====== Data rows ======

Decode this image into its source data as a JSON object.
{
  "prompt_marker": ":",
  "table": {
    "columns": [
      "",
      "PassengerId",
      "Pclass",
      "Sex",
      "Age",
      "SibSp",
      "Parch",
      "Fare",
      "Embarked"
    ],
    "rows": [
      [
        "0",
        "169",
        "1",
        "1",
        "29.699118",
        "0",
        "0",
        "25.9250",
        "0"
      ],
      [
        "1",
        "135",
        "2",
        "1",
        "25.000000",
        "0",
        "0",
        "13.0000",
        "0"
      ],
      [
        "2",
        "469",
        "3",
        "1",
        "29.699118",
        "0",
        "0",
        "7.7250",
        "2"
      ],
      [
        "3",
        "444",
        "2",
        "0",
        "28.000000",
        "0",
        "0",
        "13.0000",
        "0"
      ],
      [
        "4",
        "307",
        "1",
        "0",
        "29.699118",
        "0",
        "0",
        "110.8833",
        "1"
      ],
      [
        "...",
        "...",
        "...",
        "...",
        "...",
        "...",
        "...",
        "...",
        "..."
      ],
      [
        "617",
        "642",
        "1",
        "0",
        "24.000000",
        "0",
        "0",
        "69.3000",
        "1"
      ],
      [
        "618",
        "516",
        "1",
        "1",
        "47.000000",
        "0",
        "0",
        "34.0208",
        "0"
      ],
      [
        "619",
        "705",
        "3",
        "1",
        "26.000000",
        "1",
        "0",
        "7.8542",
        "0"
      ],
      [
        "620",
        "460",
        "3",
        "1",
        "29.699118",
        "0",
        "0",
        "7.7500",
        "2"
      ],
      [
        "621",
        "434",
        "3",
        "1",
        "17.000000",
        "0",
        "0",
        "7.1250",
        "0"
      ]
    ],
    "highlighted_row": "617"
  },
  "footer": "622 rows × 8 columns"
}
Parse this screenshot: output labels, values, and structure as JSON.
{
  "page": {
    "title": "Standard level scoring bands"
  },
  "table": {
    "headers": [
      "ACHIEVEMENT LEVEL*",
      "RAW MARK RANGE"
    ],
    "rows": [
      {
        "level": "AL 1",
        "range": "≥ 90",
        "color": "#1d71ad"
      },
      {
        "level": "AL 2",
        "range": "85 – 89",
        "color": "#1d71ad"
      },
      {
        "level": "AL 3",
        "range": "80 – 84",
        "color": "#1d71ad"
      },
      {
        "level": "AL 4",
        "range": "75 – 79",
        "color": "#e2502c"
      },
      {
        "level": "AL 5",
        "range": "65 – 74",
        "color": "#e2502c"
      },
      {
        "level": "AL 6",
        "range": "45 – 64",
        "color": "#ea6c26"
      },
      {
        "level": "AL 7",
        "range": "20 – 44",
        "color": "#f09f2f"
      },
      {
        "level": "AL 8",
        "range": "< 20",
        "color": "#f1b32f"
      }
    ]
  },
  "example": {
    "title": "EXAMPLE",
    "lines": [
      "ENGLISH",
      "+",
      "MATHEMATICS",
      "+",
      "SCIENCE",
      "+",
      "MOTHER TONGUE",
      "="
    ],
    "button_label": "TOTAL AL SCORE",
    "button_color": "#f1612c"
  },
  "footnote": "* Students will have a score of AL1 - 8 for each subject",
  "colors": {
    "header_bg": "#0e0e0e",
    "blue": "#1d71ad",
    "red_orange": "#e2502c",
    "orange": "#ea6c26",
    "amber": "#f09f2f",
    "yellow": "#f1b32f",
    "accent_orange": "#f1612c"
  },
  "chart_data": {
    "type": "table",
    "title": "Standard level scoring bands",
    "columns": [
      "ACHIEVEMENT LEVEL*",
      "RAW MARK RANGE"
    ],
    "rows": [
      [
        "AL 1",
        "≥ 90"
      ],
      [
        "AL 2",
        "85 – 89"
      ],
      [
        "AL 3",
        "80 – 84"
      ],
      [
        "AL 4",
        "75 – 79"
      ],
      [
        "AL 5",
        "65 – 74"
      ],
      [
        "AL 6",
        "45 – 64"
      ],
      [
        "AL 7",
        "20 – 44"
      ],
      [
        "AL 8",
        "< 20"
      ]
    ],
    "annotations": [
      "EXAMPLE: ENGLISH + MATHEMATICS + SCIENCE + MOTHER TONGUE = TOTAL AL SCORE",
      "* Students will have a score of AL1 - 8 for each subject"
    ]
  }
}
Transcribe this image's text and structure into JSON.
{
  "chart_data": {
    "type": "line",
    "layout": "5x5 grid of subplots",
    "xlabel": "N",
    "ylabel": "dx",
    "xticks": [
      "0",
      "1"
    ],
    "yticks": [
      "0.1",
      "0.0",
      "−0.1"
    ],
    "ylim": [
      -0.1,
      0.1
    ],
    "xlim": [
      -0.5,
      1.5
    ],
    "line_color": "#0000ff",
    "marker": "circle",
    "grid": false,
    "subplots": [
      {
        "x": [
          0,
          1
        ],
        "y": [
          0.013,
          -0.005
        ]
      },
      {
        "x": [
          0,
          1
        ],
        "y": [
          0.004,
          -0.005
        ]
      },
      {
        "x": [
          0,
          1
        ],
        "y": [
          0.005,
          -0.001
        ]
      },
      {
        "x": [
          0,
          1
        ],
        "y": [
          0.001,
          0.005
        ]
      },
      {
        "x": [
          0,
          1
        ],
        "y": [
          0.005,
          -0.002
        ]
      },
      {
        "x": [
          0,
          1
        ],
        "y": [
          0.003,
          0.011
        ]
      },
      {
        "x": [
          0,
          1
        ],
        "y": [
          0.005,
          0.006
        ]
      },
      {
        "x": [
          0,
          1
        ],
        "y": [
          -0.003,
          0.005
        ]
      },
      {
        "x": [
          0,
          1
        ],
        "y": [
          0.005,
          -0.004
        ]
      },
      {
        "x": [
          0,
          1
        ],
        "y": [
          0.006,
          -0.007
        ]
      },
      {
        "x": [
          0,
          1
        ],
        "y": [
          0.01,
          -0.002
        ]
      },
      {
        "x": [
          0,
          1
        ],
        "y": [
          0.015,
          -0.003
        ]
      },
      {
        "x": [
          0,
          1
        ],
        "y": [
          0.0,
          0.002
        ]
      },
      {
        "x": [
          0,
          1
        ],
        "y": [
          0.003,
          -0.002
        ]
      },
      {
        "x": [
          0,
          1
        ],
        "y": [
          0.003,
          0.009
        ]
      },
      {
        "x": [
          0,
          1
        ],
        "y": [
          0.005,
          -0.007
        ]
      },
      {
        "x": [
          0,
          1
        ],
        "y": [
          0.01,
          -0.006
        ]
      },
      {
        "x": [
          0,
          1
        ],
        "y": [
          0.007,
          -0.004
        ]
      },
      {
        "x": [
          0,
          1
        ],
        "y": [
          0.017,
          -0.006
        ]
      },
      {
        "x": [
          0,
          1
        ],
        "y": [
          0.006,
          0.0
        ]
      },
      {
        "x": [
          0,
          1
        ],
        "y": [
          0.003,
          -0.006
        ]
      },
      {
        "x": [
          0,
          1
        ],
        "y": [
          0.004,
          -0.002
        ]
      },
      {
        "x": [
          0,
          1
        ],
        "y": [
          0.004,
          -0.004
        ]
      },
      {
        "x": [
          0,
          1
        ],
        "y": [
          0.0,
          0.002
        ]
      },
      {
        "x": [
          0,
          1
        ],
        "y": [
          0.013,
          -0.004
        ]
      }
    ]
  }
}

======

**Written request:**
Quote the entire listing above exactly.

**Expected answer:**
Decode this image into its source data as a JSON object.
{
  "prompt_marker": ":",
  "table": {
    "columns": [
      "",
      "PassengerId",
      "Pclass",
      "Sex",
      "Age",
      "SibSp",
      "Parch",
      "Fare",
      "Embarked"
    ],
    "rows": [
      [
        "0",
        "169",
        "1",
        "1",
        "29.699118",
        "0",
        "0",
        "25.9250",
        "0"
      ],
      [
        "1",
        "135",
        "2",
        "1",
        "25.000000",
        "0",
        "0",
        "13.0000",
        "0"
      ],
      [
        "2",
        "469",
        "3",
        "1",
        "29.699118",
        "0",
        "0",
        "7.7250",
        "2"
      ],
      [
        "3",
        "444",
        "2",
        "0",
        "28.000000",
        "0",
        "0",
        "13.0000",
        "0"
      ],
      [
        "4",
        "307",
        "1",
        "0",
        "29.699118",
        "0",
        "0",
        "110.8833",
        "1"
      ],
      [
        "...",
        "...",
        "...",
        "...",
        "...",
        "...",
        "...",
        "...",
        "..."
      ],
      [
        "617",
        "642",
        "1",
        "0",
        "24.000000",
        "0",
        "0",
        "69.3000",
        "1"
      ],
      [
        "618",
        "516",
        "1",
        "1",
        "47.000000",
        "0",
        "0",
        "34.0208",
        "0"
      ],
      [
        "619",
        "705",
        "3",
        "1",
        "26.000000",
        "1",
        "0",
        "7.8542",
        "0"
      ],
      [
        "620",
        "460",
        "3",
        "1",
        "29.699118",
        "0",
        "0",
        "7.7500",
        "2"
      ],
      [
        "621",
        "434",
        "3",
        "1",
        "17.000000",
        "0",
        "0",
        "7.1250",
        "0"
      ]
    ],
    "highlighted_row": "617"
  },
  "footer": "622 rows × 8 columns"
}
Parse this screenshot: output labels, values, and structure as JSON.
{
  "page": {
    "title": "Standard level scoring bands"
  },
  "table": {
    "headers": [
      "ACHIEVEMENT LEVEL*",
      "RAW MARK RANGE"
    ],
    "rows": [
      {
        "level": "AL 1",
        "range": "≥ 90",
        "color": "#1d71ad"
      },
      {
        "level": "AL 2",
        "range": "85 – 89",
        "color": "#1d71ad"
      },
      {
        "level": "AL 3",
        "range": "80 – 84",
        "color": "#1d71ad"
      },
      {
        "level": "AL 4",
        "range": "75 – 79",
        "color": "#e2502c"
      },
      {
        "level": "AL 5",
        "range": "65 – 74",
        "color": "#e2502c"
      },
      {
        "level": "AL 6",
        "range": "45 – 64",
        "color": "#ea6c26"
      },
      {
        "level": "AL 7",
        "range": "20 – 44",
        "color": "#f09f2f"
      },
      {
        "level": "AL 8",
        "range": "< 20",
        "color": "#f1b32f"
      }
    ]
  },
  "example": {
    "title": "EXAMPLE",
    "lines": [
      "ENGLISH",
      "+",
      "MATHEMATICS",
      "+",
      "SCIENCE",
      "+",
      "MOTHER TONGUE",
      "="
    ],
    "button_label": "TOTAL AL SCORE",
    "button_color": "#f1612c"
  },
  "footnote": "* Students will have a score of AL1 - 8 for each subject",
  "colors": {
    "header_bg": "#0e0e0e",
    "blue": "#1d71ad",
    "red_orange": "#e2502c",
    "orange": "#ea6c26",
    "amber": "#f09f2f",
    "yellow": "#f1b32f",
    "accent_orange": "#f1612c"
  },
  "chart_data": {
    "type": "table",
    "title": "Standard level scoring bands",
    "columns": [
      "ACHIEVEMENT LEVEL*",
      "RAW MARK RANGE"
    ],
    "rows": [
      [
        "AL 1",
        "≥ 90"
      ],
      [
        "AL 2",
        "85 – 89"
      ],
      [
        "AL 3",
        "80 – 84"
      ],
      [
        "AL 4",
        "75 – 79"
      ],
      [
        "AL 5",
        "65 – 74"
      ],
      [
        "AL 6",
        "45 – 64"
      ],
      [
        "AL 7",
        "20 – 44"
      ],
      [
        "AL 8",
        "< 20"
      ]
    ],
    "annotations": [
      "EXAMPLE: ENGLISH + MATHEMATICS + SCIENCE + MOTHER TONGUE = TOTAL AL SCORE",
      "* Students will have a score of AL1 - 8 for each subject"
    ]
  }
}
Transcribe this image's text and structure into JSON.
{
  "chart_data": {
    "type": "line",
    "layout": "5x5 grid of subplots",
    "xlabel": "N",
    "ylabel": "dx",
    "xticks": [
      "0",
      "1"
    ],
    "yticks": [
      "0.1",
      "0.0",
      "−0.1"
    ],
    "ylim": [
      -0.1,
      0.1
    ],
    "xlim": [
      -0.5,
      1.5
    ],
    "line_color": "#0000ff",
    "marker": "circle",
    "grid": false,
    "subplots": [
      {
        "x": [
          0,
          1
        ],
        "y": [
          0.013,
          -0.005
        ]
      },
      {
        "x": [
          0,
          1
        ],
        "y": [
          0.004,
          -0.005
        ]
      },
      {
        "x": [
          0,
          1
        ],
        "y": [
          0.005,
          -0.001
        ]
      },
      {
        "x": [
          0,
          1
        ],
        "y": [
          0.001,
          0.005
        ]
      },
      {
        "x": [
          0,
          1
        ],
        "y": [
          0.005,
          -0.002
        ]
      },
      {
        "x": [
          0,
          1
        ],
        "y": [
          0.003,
          0.011
        ]
      },
      {
        "x": [
          0,
          1
        ],
        "y": [
          0.005,
          0.006
        ]
      },
      {
        "x": [
          0,
          1
        ],
        "y": [
          -0.003,
          0.005
        ]
      },
      {
        "x": [
          0,
          1
        ],
        "y": [
          0.005,
          -0.004
        ]
      },
      {
        "x": [
          0,
          1
        ],
        "y": [
          0.006,
          -0.007
        ]
      },
      {
        "x": [
          0,
          1
        ],
        "y": [
          0.01,
          -0.002
        ]
      },
      {
        "x": [
          0,
          1
        ],
        "y": [
          0.015,
          -0.003
        ]
      },
      {
        "x": [
          0,
          1
        ],
        "y": [
          0.0,
          0.002
        ]
      },
      {
        "x": [
          0,
          1
        ],
        "y": [
          0.003,
          -0.002
        ]
      },
      {
        "x": [
          0,
          1
        ],
        "y": [
          0.003,
          0.009
        ]
      },
      {
        "x": [
          0,
          1
        ],
        "y": [
          0.005,
          -0.007
        ]
      },
      {
        "x": [
          0,
          1
        ],
        "y": [
          0.01,
          -0.006
        ]
      },
      {
        "x": [
          0,
          1
        ],
        "y": [
          0.007,
          -0.004
        ]
      },
      {
        "x": [
          0,
          1
        ],
        "y": [
          0.017,
          -0.006
        ]
      },
      {
        "x": [
          0,
          1
        ],
        "y": [
          0.006,
          0.0
        ]
      },
      {
        "x": [
          0,
          1
        ],
        "y": [
          0.003,
          -0.006
        ]
      },
      {
        "x": [
          0,
          1
        ],
        "y": [
          0.004,
          -0.002
        ]
      },
      {
        "x": [
          0,
          1
        ],
        "y": [
          0.004,
          -0.004
        ]
      },
      {
        "x": [
          0,
          1
        ],
        "y": [
          0.0,
          0.002
        ]
      },
      {
        "x": [
          0,
          1
        ],
        "y": [
          0.013,
          -0.004
        ]
      }
    ]
  }
}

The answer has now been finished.